Records →
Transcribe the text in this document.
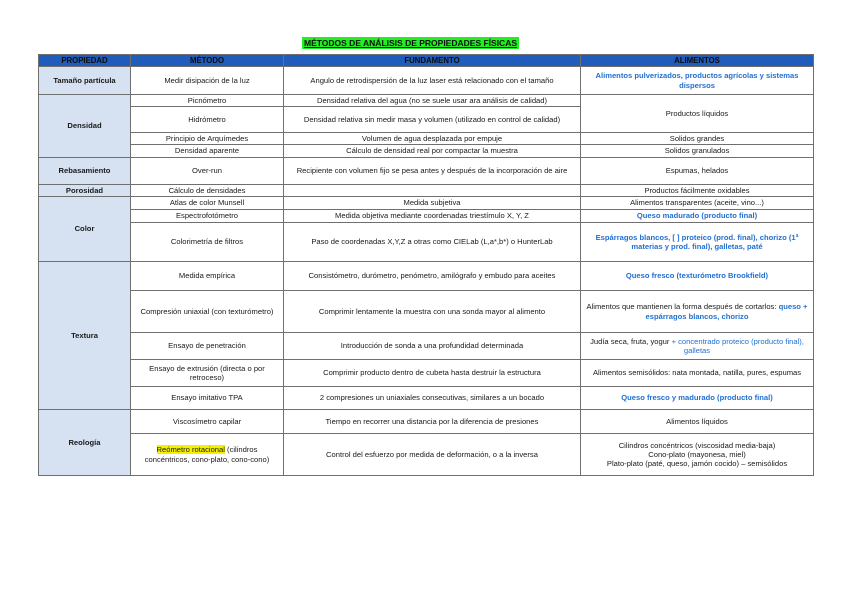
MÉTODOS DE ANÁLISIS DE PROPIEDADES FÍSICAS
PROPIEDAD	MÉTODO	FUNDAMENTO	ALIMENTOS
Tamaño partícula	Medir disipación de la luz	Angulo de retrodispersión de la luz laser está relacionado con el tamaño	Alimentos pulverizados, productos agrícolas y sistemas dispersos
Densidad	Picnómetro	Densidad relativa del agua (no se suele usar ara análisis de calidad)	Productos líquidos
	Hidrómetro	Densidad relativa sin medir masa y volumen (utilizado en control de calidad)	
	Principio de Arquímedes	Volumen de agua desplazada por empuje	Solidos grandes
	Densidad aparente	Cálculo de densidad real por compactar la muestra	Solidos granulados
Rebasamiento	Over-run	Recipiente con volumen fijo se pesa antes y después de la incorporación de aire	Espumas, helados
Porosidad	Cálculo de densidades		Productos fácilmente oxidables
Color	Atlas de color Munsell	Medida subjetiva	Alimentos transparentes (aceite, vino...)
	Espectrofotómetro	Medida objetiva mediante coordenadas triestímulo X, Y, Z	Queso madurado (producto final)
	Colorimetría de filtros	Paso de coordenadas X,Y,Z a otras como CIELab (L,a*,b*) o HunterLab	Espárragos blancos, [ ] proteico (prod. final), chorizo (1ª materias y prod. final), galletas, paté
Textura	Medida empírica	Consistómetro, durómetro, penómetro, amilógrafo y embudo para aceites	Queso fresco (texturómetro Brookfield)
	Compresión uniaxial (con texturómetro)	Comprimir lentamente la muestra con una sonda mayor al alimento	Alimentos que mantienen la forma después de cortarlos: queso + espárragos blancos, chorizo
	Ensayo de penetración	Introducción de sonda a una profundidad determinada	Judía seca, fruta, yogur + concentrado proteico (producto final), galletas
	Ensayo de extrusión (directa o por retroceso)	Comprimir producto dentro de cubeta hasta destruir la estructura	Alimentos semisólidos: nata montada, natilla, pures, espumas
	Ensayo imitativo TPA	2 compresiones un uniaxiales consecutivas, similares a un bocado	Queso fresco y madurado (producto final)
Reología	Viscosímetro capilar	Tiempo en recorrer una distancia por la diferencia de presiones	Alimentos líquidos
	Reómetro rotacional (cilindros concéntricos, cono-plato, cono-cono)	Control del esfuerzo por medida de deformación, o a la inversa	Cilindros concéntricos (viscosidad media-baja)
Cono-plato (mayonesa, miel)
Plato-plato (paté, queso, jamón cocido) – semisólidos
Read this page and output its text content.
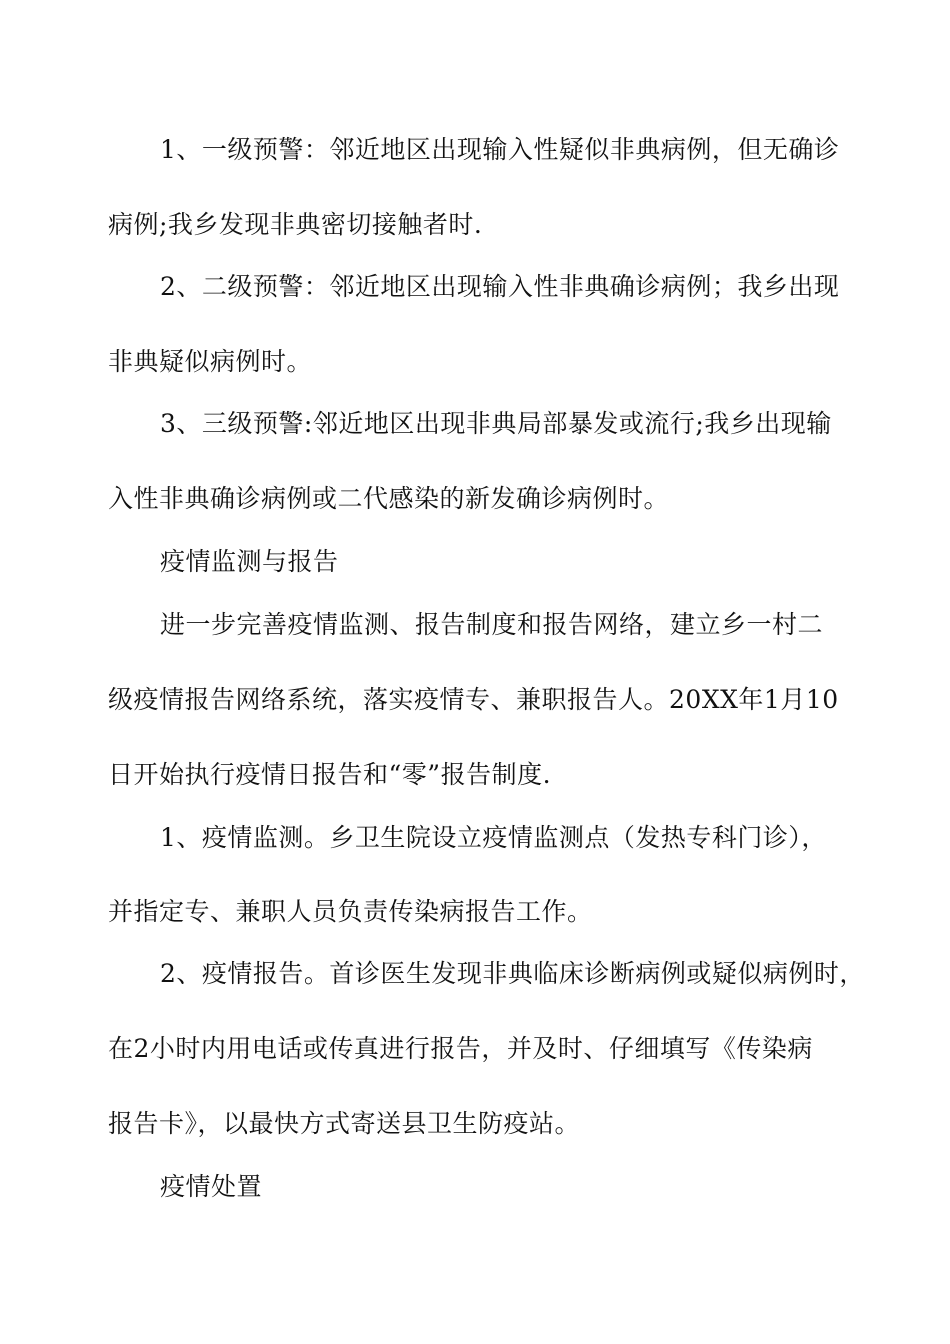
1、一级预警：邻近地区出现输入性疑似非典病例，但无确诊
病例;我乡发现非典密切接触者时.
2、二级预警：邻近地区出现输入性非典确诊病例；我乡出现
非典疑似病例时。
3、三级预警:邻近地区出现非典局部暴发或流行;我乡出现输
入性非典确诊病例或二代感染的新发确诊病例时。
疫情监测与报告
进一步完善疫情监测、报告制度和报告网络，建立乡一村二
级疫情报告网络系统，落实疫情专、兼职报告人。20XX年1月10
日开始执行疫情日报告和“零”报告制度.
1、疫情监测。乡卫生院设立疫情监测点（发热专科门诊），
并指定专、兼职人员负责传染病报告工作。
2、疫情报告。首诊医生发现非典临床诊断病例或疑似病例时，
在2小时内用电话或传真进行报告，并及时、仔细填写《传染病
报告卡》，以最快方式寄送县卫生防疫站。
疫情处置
==
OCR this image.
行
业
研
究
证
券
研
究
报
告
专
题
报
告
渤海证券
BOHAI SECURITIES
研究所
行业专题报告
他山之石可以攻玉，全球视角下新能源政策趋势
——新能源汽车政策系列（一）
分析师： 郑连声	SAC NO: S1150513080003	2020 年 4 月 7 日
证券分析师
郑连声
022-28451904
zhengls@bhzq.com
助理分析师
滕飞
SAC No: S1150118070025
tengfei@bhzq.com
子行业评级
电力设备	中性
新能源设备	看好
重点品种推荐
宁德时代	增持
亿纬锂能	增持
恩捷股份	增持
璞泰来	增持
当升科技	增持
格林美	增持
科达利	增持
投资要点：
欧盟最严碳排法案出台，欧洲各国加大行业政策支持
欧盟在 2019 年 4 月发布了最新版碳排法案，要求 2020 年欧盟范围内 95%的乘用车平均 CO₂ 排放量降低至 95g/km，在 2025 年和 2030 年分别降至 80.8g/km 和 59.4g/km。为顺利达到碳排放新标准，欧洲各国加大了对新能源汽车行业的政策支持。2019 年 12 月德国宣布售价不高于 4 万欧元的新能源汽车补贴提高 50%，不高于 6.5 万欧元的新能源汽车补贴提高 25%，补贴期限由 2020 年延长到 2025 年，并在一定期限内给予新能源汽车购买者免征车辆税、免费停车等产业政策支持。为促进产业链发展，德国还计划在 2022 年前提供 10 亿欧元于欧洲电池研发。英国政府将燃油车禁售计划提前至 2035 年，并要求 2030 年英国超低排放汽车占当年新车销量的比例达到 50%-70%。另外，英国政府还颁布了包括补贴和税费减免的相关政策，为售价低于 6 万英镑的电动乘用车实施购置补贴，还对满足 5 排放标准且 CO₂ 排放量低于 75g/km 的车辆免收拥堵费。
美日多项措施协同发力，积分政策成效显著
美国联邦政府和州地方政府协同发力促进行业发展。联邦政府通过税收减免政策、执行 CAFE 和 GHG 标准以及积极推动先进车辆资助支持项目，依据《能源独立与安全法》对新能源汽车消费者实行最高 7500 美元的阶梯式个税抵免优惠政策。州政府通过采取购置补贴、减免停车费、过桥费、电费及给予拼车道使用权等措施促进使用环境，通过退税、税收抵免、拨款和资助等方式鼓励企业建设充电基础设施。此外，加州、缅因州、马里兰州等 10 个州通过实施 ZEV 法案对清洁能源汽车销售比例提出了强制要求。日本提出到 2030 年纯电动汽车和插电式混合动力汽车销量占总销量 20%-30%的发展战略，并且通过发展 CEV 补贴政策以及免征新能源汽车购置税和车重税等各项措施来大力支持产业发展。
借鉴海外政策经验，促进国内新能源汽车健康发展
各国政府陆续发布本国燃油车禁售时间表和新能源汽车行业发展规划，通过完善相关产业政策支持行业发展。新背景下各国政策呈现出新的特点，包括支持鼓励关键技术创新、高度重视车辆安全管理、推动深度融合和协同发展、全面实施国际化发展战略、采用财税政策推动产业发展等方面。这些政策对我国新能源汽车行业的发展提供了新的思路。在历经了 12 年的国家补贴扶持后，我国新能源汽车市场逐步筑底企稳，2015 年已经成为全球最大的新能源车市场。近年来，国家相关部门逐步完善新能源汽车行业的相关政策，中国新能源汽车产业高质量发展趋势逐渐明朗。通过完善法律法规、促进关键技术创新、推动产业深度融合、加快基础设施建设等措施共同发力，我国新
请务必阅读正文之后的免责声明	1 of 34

TASK STATEMENT → Using the listing, collect all lines in which the string "plato" is found.

EXPECTED ANSWER →
	Reómetro rotacional (cilindros concéntricos, cono-plato, cono-cono)	Control del esfuerzo por medida de deformación, o a la inversa	Cilindros concéntricos (viscosidad media-baja)
Cono-plato (mayonesa, miel)
Plato-plato (paté, queso, jamón cocido) – semisólidos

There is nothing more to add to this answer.